TASK DETAILS. Below are records to be output exactly, every one of them.

GIVEN DATA.
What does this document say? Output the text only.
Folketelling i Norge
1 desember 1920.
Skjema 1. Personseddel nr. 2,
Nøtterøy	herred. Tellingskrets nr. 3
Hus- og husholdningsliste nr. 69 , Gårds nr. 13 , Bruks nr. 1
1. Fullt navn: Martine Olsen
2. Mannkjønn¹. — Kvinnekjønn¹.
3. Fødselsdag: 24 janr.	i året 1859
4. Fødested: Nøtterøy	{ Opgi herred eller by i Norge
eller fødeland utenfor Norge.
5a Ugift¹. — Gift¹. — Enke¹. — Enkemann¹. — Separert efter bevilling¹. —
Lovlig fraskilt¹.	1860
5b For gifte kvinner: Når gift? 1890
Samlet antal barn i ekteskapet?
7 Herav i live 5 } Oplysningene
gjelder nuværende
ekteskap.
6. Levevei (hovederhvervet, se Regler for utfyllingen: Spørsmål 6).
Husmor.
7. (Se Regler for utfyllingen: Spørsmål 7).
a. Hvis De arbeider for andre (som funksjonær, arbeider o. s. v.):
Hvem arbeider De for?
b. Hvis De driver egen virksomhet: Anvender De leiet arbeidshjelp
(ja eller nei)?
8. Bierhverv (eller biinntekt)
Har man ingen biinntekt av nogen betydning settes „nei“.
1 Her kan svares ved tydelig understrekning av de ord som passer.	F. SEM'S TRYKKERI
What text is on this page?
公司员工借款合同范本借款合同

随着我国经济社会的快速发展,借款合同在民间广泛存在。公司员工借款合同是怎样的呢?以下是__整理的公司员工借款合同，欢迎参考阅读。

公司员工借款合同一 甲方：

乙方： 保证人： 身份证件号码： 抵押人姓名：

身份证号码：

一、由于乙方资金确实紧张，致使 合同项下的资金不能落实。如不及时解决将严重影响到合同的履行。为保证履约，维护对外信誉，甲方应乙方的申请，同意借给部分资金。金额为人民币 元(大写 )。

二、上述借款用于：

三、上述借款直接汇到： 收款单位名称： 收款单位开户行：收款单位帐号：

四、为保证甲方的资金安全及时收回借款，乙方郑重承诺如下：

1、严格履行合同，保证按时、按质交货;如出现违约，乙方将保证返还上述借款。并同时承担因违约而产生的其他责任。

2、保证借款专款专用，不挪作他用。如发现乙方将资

TASK RESULT.
What does this document say? Output the text only.
Folketelling i Norge
1 desember 1920.
Skjema 1. Personseddel nr. 2,
Nøtterøy	herred. Tellingskrets nr. 3
Hus- og husholdningsliste nr. 69 , Gårds nr. 13 , Bruks nr. 1
1. Fullt navn: Martine Olsen
2. Mannkjønn¹. — Kvinnekjønn¹.
3. Fødselsdag: 24 janr.	i året 1859
4. Fødested: Nøtterøy	{ Opgi herred eller by i Norge
eller fødeland utenfor Norge.
5a Ugift¹. — Gift¹. — Enke¹. — Enkemann¹. — Separert efter bevilling¹. —
Lovlig fraskilt¹.	1860
5b For gifte kvinner: Når gift? 1890
Samlet antal barn i ekteskapet?
7 Herav i live 5 } Oplysningene
gjelder nuværende
ekteskap.
6. Levevei (hovederhvervet, se Regler for utfyllingen: Spørsmål 6).
Husmor.
7. (Se Regler for utfyllingen: Spørsmål 7).
a. Hvis De arbeider for andre (som funksjonær, arbeider o. s. v.):
Hvem arbeider De for?
b. Hvis De driver egen virksomhet: Anvender De leiet arbeidshjelp
(ja eller nei)?
8. Bierhverv (eller biinntekt)
Har man ingen biinntekt av nogen betydning settes „nei“.
1 Her kan svares ved tydelig understrekning av de ord som passer.	F. SEM'S TRYKKERI
What text is on this page?
公司员工借款合同范本借款合同

随着我国经济社会的快速发展,借款合同在民间广泛存在。公司员工借款合同是怎样的呢?以下是__整理的公司员工借款合同，欢迎参考阅读。

公司员工借款合同一 甲方：

乙方： 保证人： 身份证件号码： 抵押人姓名：

身份证号码：

一、由于乙方资金确实紧张，致使 合同项下的资金不能落实。如不及时解决将严重影响到合同的履行。为保证履约，维护对外信誉，甲方应乙方的申请，同意借给部分资金。金额为人民币 元(大写 )。

二、上述借款用于：

三、上述借款直接汇到： 收款单位名称： 收款单位开户行：收款单位帐号：

四、为保证甲方的资金安全及时收回借款，乙方郑重承诺如下：

1、严格履行合同，保证按时、按质交货;如出现违约，乙方将保证返还上述借款。并同时承担因违约而产生的其他责任。

2、保证借款专款专用，不挪作他用。如发现乙方将资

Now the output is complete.